-- TASK TO COMPLETE --
Read the records below and copy each line that contains "Blocked".

>>>>

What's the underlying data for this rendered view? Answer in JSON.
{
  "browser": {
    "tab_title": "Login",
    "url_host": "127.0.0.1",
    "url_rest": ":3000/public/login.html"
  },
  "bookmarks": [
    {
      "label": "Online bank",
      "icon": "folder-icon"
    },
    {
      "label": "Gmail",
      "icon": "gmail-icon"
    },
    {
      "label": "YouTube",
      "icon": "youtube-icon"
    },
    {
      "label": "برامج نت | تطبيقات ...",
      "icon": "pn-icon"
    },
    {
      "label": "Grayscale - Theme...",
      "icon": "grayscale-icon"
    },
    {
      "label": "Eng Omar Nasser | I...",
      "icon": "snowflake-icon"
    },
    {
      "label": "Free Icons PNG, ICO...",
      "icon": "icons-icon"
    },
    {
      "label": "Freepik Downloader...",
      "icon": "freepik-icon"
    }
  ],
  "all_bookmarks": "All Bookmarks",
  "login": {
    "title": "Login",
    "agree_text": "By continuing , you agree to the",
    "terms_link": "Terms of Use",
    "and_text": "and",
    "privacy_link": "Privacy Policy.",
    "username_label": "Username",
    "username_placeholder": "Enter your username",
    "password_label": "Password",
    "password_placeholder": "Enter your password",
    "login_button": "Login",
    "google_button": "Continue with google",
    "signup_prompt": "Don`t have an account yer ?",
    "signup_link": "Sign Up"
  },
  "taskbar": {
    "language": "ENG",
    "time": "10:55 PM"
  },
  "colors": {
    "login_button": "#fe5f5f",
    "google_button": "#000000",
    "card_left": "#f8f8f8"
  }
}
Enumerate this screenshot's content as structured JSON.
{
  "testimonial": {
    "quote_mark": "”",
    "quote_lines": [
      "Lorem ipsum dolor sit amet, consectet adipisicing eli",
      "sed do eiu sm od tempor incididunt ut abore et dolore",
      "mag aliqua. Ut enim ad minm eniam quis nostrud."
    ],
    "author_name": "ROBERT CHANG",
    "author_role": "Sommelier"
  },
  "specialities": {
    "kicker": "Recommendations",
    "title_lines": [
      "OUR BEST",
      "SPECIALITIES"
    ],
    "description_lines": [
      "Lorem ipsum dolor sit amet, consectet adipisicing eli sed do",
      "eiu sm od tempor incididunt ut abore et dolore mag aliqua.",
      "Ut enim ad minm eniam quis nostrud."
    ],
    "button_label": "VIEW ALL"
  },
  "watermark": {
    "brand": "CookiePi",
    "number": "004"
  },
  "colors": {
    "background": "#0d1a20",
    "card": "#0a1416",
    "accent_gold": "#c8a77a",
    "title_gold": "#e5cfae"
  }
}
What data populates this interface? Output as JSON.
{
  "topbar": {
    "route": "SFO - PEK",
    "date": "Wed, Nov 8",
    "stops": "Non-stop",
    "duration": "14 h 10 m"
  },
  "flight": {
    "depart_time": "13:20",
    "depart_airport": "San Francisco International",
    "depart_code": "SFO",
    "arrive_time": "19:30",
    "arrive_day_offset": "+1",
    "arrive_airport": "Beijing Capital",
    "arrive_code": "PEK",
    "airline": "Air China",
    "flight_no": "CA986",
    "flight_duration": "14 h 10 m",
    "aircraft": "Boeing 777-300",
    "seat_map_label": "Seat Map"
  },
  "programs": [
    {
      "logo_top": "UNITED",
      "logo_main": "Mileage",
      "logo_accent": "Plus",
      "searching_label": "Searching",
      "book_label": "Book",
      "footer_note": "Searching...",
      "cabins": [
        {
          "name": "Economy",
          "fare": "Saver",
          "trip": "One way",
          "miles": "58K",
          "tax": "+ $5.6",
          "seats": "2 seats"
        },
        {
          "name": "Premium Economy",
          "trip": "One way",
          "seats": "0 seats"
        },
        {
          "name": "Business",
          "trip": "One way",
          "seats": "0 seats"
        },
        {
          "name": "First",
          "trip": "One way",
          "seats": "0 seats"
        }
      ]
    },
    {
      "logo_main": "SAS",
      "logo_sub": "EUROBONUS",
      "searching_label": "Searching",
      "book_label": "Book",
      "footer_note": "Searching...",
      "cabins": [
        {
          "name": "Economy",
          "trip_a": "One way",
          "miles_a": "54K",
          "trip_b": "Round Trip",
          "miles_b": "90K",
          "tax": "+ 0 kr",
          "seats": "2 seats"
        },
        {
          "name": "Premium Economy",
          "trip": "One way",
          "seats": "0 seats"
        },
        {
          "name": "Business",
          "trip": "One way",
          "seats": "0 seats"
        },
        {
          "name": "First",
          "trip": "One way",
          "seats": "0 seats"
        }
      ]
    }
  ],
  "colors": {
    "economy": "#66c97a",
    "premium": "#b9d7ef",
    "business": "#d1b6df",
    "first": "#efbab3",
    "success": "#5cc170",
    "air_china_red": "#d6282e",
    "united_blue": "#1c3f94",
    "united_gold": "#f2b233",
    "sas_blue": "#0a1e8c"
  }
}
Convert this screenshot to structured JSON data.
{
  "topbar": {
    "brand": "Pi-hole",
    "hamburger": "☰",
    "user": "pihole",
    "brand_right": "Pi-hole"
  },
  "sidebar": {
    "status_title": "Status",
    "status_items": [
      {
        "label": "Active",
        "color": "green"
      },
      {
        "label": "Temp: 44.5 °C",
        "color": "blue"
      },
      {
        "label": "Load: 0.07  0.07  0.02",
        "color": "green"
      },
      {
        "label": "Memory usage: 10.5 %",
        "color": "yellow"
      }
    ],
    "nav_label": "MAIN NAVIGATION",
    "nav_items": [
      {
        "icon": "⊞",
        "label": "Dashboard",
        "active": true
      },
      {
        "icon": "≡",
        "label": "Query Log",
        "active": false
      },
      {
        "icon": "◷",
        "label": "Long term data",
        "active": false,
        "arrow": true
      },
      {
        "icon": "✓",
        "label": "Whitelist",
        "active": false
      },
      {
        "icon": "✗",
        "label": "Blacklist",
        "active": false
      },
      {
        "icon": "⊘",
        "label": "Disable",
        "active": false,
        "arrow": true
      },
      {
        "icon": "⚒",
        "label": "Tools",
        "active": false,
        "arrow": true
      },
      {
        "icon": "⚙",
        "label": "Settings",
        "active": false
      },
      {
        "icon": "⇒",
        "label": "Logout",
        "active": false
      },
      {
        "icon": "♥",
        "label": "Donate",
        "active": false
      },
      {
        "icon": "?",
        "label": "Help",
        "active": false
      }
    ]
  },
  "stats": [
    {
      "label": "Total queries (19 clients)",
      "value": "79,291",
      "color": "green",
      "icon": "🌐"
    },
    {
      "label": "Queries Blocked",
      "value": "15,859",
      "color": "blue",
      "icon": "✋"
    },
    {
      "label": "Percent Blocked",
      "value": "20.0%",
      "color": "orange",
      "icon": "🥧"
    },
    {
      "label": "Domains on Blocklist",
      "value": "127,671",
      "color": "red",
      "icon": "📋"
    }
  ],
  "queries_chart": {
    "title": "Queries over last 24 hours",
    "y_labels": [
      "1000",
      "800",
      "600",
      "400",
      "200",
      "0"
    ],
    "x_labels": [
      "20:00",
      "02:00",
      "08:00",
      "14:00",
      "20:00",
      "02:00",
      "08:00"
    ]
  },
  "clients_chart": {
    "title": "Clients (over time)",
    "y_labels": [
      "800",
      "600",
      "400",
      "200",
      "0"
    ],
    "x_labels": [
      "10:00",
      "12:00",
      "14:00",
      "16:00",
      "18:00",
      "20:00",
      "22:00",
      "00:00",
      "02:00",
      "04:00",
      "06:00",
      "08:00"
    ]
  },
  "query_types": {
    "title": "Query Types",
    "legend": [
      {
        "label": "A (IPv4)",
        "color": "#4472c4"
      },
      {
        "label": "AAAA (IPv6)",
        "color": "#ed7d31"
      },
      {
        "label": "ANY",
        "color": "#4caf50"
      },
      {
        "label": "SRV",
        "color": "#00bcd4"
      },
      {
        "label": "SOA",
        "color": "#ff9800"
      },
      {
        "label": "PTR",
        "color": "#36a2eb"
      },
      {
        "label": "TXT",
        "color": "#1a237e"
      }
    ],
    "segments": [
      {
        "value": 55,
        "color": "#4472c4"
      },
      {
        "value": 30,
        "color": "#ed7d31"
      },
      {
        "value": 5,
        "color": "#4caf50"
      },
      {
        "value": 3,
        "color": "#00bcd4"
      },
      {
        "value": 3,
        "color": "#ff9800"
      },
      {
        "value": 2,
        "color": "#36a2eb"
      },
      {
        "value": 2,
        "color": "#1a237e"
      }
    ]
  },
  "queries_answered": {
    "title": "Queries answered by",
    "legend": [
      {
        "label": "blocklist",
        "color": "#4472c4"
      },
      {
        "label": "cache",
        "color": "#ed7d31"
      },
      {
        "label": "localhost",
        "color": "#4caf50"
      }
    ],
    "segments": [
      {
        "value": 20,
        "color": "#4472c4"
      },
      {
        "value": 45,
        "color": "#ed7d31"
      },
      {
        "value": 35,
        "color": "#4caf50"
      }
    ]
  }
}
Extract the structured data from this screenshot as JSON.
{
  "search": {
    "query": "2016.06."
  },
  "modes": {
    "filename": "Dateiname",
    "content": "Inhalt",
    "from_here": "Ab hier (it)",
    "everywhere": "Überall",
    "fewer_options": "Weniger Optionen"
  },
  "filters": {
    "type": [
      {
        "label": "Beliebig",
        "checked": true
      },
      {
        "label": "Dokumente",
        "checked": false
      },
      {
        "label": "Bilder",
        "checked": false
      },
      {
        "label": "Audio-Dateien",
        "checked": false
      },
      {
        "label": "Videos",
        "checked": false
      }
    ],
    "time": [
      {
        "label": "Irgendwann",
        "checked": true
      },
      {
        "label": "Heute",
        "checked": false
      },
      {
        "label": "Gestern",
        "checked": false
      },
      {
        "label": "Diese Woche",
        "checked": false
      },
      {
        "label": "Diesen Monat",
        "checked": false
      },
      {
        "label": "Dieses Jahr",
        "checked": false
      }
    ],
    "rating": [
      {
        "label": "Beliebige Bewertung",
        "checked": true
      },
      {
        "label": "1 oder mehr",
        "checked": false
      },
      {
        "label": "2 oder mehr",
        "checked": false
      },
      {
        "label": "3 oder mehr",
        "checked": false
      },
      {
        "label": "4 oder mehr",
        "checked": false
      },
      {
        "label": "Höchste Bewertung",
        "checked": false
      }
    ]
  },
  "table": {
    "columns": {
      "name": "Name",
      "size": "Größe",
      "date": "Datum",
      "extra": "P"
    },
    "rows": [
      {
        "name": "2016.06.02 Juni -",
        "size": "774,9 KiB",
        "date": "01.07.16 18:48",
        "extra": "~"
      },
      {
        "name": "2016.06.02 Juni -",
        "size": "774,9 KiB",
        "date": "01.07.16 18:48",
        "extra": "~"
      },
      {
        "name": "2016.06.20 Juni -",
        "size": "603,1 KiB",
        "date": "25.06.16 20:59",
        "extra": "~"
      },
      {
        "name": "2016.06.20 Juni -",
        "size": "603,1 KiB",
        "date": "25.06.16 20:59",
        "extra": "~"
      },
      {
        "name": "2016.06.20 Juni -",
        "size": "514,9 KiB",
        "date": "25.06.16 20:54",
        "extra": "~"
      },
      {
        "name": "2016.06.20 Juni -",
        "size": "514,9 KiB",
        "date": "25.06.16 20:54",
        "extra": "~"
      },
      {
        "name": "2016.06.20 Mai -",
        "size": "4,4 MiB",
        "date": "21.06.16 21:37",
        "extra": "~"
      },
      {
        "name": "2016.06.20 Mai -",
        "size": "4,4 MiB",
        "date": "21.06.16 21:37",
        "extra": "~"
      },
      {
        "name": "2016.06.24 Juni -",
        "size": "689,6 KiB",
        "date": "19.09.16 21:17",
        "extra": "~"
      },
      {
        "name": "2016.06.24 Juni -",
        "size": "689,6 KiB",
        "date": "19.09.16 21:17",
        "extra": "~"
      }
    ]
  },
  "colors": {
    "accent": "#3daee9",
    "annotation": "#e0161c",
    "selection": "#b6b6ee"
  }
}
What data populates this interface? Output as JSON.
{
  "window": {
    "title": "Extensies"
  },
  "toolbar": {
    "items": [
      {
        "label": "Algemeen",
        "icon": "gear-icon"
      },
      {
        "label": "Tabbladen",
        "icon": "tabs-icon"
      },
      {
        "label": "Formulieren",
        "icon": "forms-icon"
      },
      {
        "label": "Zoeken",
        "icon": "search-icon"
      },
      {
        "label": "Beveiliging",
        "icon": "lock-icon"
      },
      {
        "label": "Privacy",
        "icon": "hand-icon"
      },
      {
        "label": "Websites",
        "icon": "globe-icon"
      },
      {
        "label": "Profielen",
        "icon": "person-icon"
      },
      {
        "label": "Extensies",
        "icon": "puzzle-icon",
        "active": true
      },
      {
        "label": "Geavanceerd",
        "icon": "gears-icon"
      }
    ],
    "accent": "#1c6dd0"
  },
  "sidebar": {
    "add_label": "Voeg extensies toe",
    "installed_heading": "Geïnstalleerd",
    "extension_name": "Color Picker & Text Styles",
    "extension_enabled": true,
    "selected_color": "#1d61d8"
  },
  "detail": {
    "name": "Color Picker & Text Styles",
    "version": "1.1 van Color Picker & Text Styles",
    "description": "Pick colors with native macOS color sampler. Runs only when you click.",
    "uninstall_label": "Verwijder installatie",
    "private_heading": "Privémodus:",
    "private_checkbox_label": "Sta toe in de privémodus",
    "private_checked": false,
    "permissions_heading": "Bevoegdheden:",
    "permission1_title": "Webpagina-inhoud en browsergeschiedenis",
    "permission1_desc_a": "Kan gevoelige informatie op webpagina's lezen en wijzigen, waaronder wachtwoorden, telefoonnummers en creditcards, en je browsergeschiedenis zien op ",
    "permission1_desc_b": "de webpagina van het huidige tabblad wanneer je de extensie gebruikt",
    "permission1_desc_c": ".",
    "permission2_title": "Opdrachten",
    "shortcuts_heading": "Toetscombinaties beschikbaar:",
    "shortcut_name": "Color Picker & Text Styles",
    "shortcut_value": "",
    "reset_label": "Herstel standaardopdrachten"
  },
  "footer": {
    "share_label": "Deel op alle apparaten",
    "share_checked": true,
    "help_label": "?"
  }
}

<<<<

-- ANSWER TO THE TASK --
      "label": "Queries Blocked",
      "label": "Percent Blocked",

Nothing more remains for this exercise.